**TASK DESCRIPTION:**
Copy word for word the part of the data that opens with the line containing "454, 635, 461]" and closes with the line containing "rmse-point: [584, 252, 592, 259]", including both of those lines.

## begin DATA SHOWN

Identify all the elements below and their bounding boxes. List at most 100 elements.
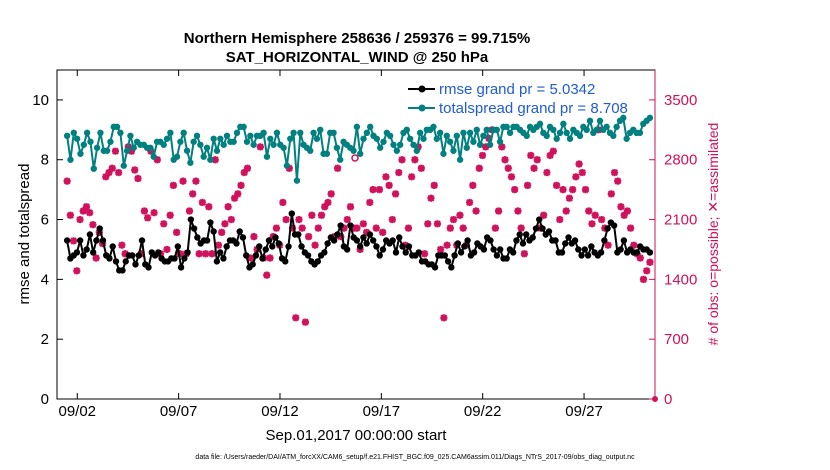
footer-data-file: data file: /Users/raeder/DAI/ATM_forcXX/…: [195, 454, 635, 461]
obs-assimilated-point: [395, 168, 403, 177]
totalspread-point: [167, 129, 174, 137]
totalspread-point: [603, 123, 610, 131]
obs-assimilated-point: [482, 143, 490, 151]
obs-assimilated-point: [230, 194, 239, 202]
rmse-point: [203, 237, 211, 244]
rmse-point: [155, 249, 162, 256]
obs-assimilated-point: [102, 173, 110, 181]
rmse-point: [249, 261, 256, 268]
totalspread-point: [560, 120, 567, 128]
obs-assimilated-point: [366, 198, 374, 207]
rmse-point: [584, 252, 592, 259]
rmse-point: [99, 237, 107, 244]
totalspread-point: [310, 129, 317, 137]
obs-assimilated-point: [311, 241, 319, 249]
rmse-point: [190, 225, 198, 232]
obs-assimilated-point: [192, 177, 200, 185]
rmse-point: [604, 225, 611, 232]
obs-assimilated-point: [346, 203, 355, 211]
totalspread-point: [390, 141, 397, 148]
rmse-point: [461, 243, 468, 250]
obs-assimilated-point: [153, 156, 161, 164]
totalspread-point: [450, 147, 457, 154]
rmse-point: [314, 258, 322, 265]
rmse-point: [207, 219, 214, 226]
rmse-point: [369, 237, 377, 244]
obs-assimilated-point: [614, 177, 622, 185]
rmse-point: [457, 249, 465, 256]
rmse-point: [220, 255, 227, 262]
obs-assimilated-point: [372, 224, 380, 232]
obs-assimilated-point: [446, 224, 454, 232]
rmse-point: [373, 243, 380, 250]
obs-assimilated-point: [198, 198, 206, 207]
x-tick-label: 09/02: [58, 403, 96, 420]
obs-assimilated-point: [630, 241, 638, 249]
totalspread-point: [163, 135, 171, 142]
obs-assimilated-point: [185, 207, 194, 215]
totalspread-point: [350, 147, 357, 154]
legend: rmse grand pr = 5.0342 totalspread grand…: [408, 81, 628, 117]
obs-assimilated-point: [449, 215, 458, 224]
totalspread-point: [453, 132, 460, 139]
totalspread-point: [217, 135, 224, 142]
obs-assimilated-point: [598, 215, 606, 224]
obs-assimilated-point: [523, 181, 532, 189]
rmse-point: [171, 255, 178, 262]
obs-assimilated-point: [646, 258, 654, 266]
obs-assimilated-point: [317, 211, 326, 219]
rmse-point: [444, 258, 452, 265]
rmse-point: [236, 228, 243, 235]
totalspread-point: [107, 138, 114, 145]
rmse-point: [93, 237, 100, 244]
rmse-point: [454, 240, 462, 247]
y-tick-label: 0: [41, 391, 49, 408]
obs-assimilated-point: [491, 224, 499, 232]
obs-assimilated-point: [543, 168, 551, 177]
totalspread-point: [80, 141, 87, 148]
obs-assimilated-point: [617, 203, 625, 211]
totalspread-point: [67, 156, 74, 163]
rmse-point: [106, 255, 113, 262]
obs-assimilated-point: [160, 220, 168, 228]
obs-assimilated-point: [623, 207, 631, 215]
obs-assimilated-point: [585, 207, 593, 215]
obs-assimilated-point: [388, 215, 396, 224]
obs-assimilated-point: [189, 190, 197, 198]
totalspread-point: [556, 129, 564, 137]
y-right-tick-label: 1400: [664, 271, 697, 288]
totalspread-point: [596, 117, 604, 125]
totalspread-point: [523, 132, 530, 139]
rmse-point: [265, 237, 273, 244]
rmse-point: [431, 264, 439, 271]
totalspread-point: [353, 123, 361, 131]
rmse-point: [295, 231, 302, 238]
totalspread-point: [117, 129, 124, 137]
totalspread-point: [586, 117, 594, 125]
rmse-point: [353, 237, 361, 244]
legend-rmse-marker: [418, 85, 426, 93]
totalspread-point: [203, 144, 211, 151]
rmse-point: [552, 237, 559, 244]
totalspread-point: [446, 138, 454, 145]
rmse-point: [536, 216, 543, 223]
totalspread-point: [173, 153, 181, 160]
totalspread-point: [496, 138, 504, 145]
x-axis: 09/02 09/07 09/12 09/17 09/22 09/27: [58, 70, 603, 420]
obs-assimilated-point: [115, 168, 123, 177]
rmse-point: [109, 243, 116, 250]
rmse-point: [269, 243, 276, 250]
rmse-point: [610, 222, 618, 229]
rmse-point: [415, 249, 422, 256]
obs-assimilated-point: [227, 215, 235, 224]
rmse-point: [389, 237, 396, 244]
totalspread-point: [403, 126, 411, 134]
obs-assimilated-point: [562, 207, 570, 215]
rmse-point: [223, 243, 230, 250]
obs-assimilated-point: [324, 198, 332, 207]
obs-assimilated-point: [69, 237, 78, 245]
rmse-point: [324, 240, 331, 247]
rmse-point: [620, 237, 628, 244]
y-axis-right: 0 700 1400 2100 2800 3500: [649, 92, 697, 408]
obs-assimilated-point: [218, 228, 226, 236]
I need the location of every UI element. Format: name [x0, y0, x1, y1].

## end DATA SHOWN

**OUTPUT BELOW:**
footer-data-file: data file: /Users/raeder/DAI/ATM_forcXX/…: [195, 454, 635, 461]
obs-assimilated-point: [395, 168, 403, 177]
totalspread-point: [167, 129, 174, 137]
totalspread-point: [603, 123, 610, 131]
obs-assimilated-point: [482, 143, 490, 151]
obs-assimilated-point: [230, 194, 239, 202]
rmse-point: [203, 237, 211, 244]
rmse-point: [155, 249, 162, 256]
obs-assimilated-point: [102, 173, 110, 181]
rmse-point: [249, 261, 256, 268]
totalspread-point: [560, 120, 567, 128]
obs-assimilated-point: [366, 198, 374, 207]
rmse-point: [584, 252, 592, 259]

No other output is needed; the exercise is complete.